(Dataset records)

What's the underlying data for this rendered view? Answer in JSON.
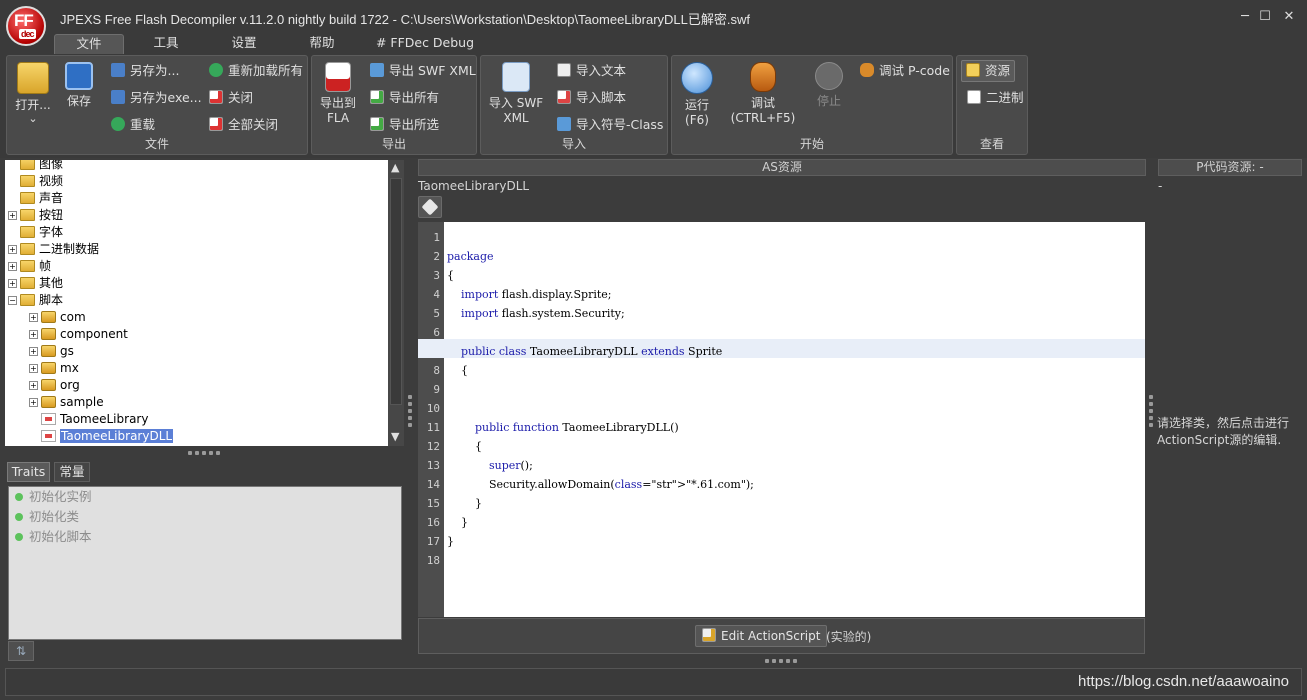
{
  "window": {
    "logo_text_top": "FF",
    "logo_text_bottom": "dec",
    "title": "JPEXS Free Flash Decompiler v.11.2.0 nightly build 1722 - C:\\Users\\Workstation\\Desktop\\TaomeeLibraryDLL已解密.swf",
    "minimize": "─",
    "maximize": "☐",
    "close": "✕"
  },
  "menu": {
    "tabs": [
      {
        "label": "文件",
        "active": true
      },
      {
        "label": "工具"
      },
      {
        "label": "设置"
      },
      {
        "label": "帮助"
      },
      {
        "label": "# FFDec Debug #"
      }
    ]
  },
  "ribbon": {
    "file": {
      "caption": "文件",
      "open": "打开...",
      "open_arrow": "⌄",
      "save": "保存",
      "save_as": "另存为...",
      "save_as_exe": "另存为exe...",
      "reload": "重载",
      "reload_all": "重新加载所有",
      "close": "关闭",
      "close_all": "全部关闭"
    },
    "export": {
      "caption": "导出",
      "export_fla_line1": "导出到",
      "export_fla_line2": "FLA",
      "export_swf_xml": "导出 SWF XML",
      "export_all": "导出所有",
      "export_selected": "导出所选"
    },
    "import": {
      "caption": "导入",
      "import_swf_xml_line1": "导入 SWF",
      "import_swf_xml_line2": "XML",
      "import_text": "导入文本",
      "import_script": "导入脚本",
      "import_symbol_class": "导入符号-Class"
    },
    "start": {
      "caption": "开始",
      "run_line1": "运行",
      "run_line2": "(F6)",
      "debug_line1": "调试",
      "debug_line2": "(CTRL+F5)",
      "stop": "停止",
      "debug_pcode": "调试 P-code"
    },
    "view": {
      "caption": "查看",
      "resources": "资源",
      "binary": "二进制"
    }
  },
  "tree": {
    "items": [
      {
        "label": "图像",
        "depth": 1,
        "expander": ""
      },
      {
        "label": "视频",
        "depth": 1,
        "expander": ""
      },
      {
        "label": "声音",
        "depth": 1,
        "expander": ""
      },
      {
        "label": "按钮",
        "depth": 1,
        "expander": "+"
      },
      {
        "label": "字体",
        "depth": 1,
        "expander": ""
      },
      {
        "label": "二进制数据",
        "depth": 1,
        "expander": "+"
      },
      {
        "label": "帧",
        "depth": 1,
        "expander": "+"
      },
      {
        "label": "其他",
        "depth": 1,
        "expander": "+"
      },
      {
        "label": "脚本",
        "depth": 1,
        "expander": "−"
      },
      {
        "label": "com",
        "depth": 2,
        "expander": "+"
      },
      {
        "label": "component",
        "depth": 2,
        "expander": "+"
      },
      {
        "label": "gs",
        "depth": 2,
        "expander": "+"
      },
      {
        "label": "mx",
        "depth": 2,
        "expander": "+"
      },
      {
        "label": "org",
        "depth": 2,
        "expander": "+"
      },
      {
        "label": "sample",
        "depth": 2,
        "expander": "+"
      },
      {
        "label": "TaomeeLibrary",
        "depth": 2,
        "expander": ""
      },
      {
        "label": "TaomeeLibraryDLL",
        "depth": 2,
        "expander": "",
        "selected": true
      }
    ]
  },
  "bottom_tabs": {
    "traits": "Traits",
    "constants": "常量"
  },
  "traits": [
    "初始化实例",
    "初始化类",
    "初始化脚本"
  ],
  "sort_icon": "⇅",
  "as_panel": {
    "header": "AS资源",
    "class_name": "TaomeeLibraryDLL",
    "code_lines": [
      "",
      "package",
      "{",
      "    import flash.display.Sprite;",
      "    import flash.system.Security;",
      "",
      "    public class TaomeeLibraryDLL extends Sprite",
      "    {",
      "",
      "",
      "        public function TaomeeLibraryDLL()",
      "        {",
      "            super();",
      "            Security.allowDomain(\"*.61.com\");",
      "        }",
      "    }",
      "}",
      ""
    ],
    "edit_button": "Edit ActionScript",
    "edit_note": "(实验的)"
  },
  "pcode_panel": {
    "header": "P代码资源: -",
    "dash": "-",
    "hint": "请选择类，然后点击进行ActionScript源的编辑."
  },
  "watermark": "https://blog.csdn.net/aaawoaino"
}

**STATED EXERCISE**
Without the pictures, retype the whole of the material above exactly.

**COMPLETE ANSWER**
What's the underlying data for this rendered view? Answer in JSON.
{
  "window": {
    "logo_text_top": "FF",
    "logo_text_bottom": "dec",
    "title": "JPEXS Free Flash Decompiler v.11.2.0 nightly build 1722 - C:\\Users\\Workstation\\Desktop\\TaomeeLibraryDLL已解密.swf",
    "minimize": "─",
    "maximize": "☐",
    "close": "✕"
  },
  "menu": {
    "tabs": [
      {
        "label": "文件",
        "active": true
      },
      {
        "label": "工具"
      },
      {
        "label": "设置"
      },
      {
        "label": "帮助"
      },
      {
        "label": "# FFDec Debug #"
      }
    ]
  },
  "ribbon": {
    "file": {
      "caption": "文件",
      "open": "打开...",
      "open_arrow": "⌄",
      "save": "保存",
      "save_as": "另存为...",
      "save_as_exe": "另存为exe...",
      "reload": "重载",
      "reload_all": "重新加载所有",
      "close": "关闭",
      "close_all": "全部关闭"
    },
    "export": {
      "caption": "导出",
      "export_fla_line1": "导出到",
      "export_fla_line2": "FLA",
      "export_swf_xml": "导出 SWF XML",
      "export_all": "导出所有",
      "export_selected": "导出所选"
    },
    "import": {
      "caption": "导入",
      "import_swf_xml_line1": "导入 SWF",
      "import_swf_xml_line2": "XML",
      "import_text": "导入文本",
      "import_script": "导入脚本",
      "import_symbol_class": "导入符号-Class"
    },
    "start": {
      "caption": "开始",
      "run_line1": "运行",
      "run_line2": "(F6)",
      "debug_line1": "调试",
      "debug_line2": "(CTRL+F5)",
      "stop": "停止",
      "debug_pcode": "调试 P-code"
    },
    "view": {
      "caption": "查看",
      "resources": "资源",
      "binary": "二进制"
    }
  },
  "tree": {
    "items": [
      {
        "label": "图像",
        "depth": 1,
        "expander": ""
      },
      {
        "label": "视频",
        "depth": 1,
        "expander": ""
      },
      {
        "label": "声音",
        "depth": 1,
        "expander": ""
      },
      {
        "label": "按钮",
        "depth": 1,
        "expander": "+"
      },
      {
        "label": "字体",
        "depth": 1,
        "expander": ""
      },
      {
        "label": "二进制数据",
        "depth": 1,
        "expander": "+"
      },
      {
        "label": "帧",
        "depth": 1,
        "expander": "+"
      },
      {
        "label": "其他",
        "depth": 1,
        "expander": "+"
      },
      {
        "label": "脚本",
        "depth": 1,
        "expander": "−"
      },
      {
        "label": "com",
        "depth": 2,
        "expander": "+"
      },
      {
        "label": "component",
        "depth": 2,
        "expander": "+"
      },
      {
        "label": "gs",
        "depth": 2,
        "expander": "+"
      },
      {
        "label": "mx",
        "depth": 2,
        "expander": "+"
      },
      {
        "label": "org",
        "depth": 2,
        "expander": "+"
      },
      {
        "label": "sample",
        "depth": 2,
        "expander": "+"
      },
      {
        "label": "TaomeeLibrary",
        "depth": 2,
        "expander": ""
      },
      {
        "label": "TaomeeLibraryDLL",
        "depth": 2,
        "expander": "",
        "selected": true
      }
    ]
  },
  "bottom_tabs": {
    "traits": "Traits",
    "constants": "常量"
  },
  "traits": [
    "初始化实例",
    "初始化类",
    "初始化脚本"
  ],
  "sort_icon": "⇅",
  "as_panel": {
    "header": "AS资源",
    "class_name": "TaomeeLibraryDLL",
    "code_lines": [
      "",
      "package",
      "{",
      "    import flash.display.Sprite;",
      "    import flash.system.Security;",
      "",
      "    public class TaomeeLibraryDLL extends Sprite",
      "    {",
      "",
      "",
      "        public function TaomeeLibraryDLL()",
      "        {",
      "            super();",
      "            Security.allowDomain(\"*.61.com\");",
      "        }",
      "    }",
      "}",
      ""
    ],
    "edit_button": "Edit ActionScript",
    "edit_note": "(实验的)"
  },
  "pcode_panel": {
    "header": "P代码资源: -",
    "dash": "-",
    "hint": "请选择类，然后点击进行ActionScript源的编辑."
  },
  "watermark": "https://blog.csdn.net/aaawoaino"
}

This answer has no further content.